* _CHALLENGE_
In the listing below, locate the lines bearing the word "title". Copy every one of them.

--- start DATA FOR THIS TASK ---

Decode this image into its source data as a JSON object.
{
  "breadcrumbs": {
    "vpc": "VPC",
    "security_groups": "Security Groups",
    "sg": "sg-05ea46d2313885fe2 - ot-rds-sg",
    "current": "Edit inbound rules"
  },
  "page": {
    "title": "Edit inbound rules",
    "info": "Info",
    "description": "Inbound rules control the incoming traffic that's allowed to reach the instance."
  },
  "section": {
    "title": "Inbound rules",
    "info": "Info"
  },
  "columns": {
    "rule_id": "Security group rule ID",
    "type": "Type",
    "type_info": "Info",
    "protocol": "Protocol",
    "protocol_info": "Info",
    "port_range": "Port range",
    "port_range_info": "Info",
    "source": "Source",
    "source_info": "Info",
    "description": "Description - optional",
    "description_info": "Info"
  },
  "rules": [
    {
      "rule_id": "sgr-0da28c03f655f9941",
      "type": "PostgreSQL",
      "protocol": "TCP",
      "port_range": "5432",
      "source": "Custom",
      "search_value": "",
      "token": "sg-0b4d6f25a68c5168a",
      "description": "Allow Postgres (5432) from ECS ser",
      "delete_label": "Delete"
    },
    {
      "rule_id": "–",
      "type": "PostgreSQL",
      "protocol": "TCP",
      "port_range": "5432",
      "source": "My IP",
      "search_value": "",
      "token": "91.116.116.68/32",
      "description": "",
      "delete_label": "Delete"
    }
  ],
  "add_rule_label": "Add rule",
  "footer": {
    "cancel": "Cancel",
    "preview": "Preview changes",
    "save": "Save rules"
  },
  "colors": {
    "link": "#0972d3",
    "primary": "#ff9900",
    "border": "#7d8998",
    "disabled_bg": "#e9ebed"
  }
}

--- end DATA FOR THIS TASK ---

* _RESULT OF THIS TASK_
    "title": "Edit inbound rules",
    "title": "Inbound rules",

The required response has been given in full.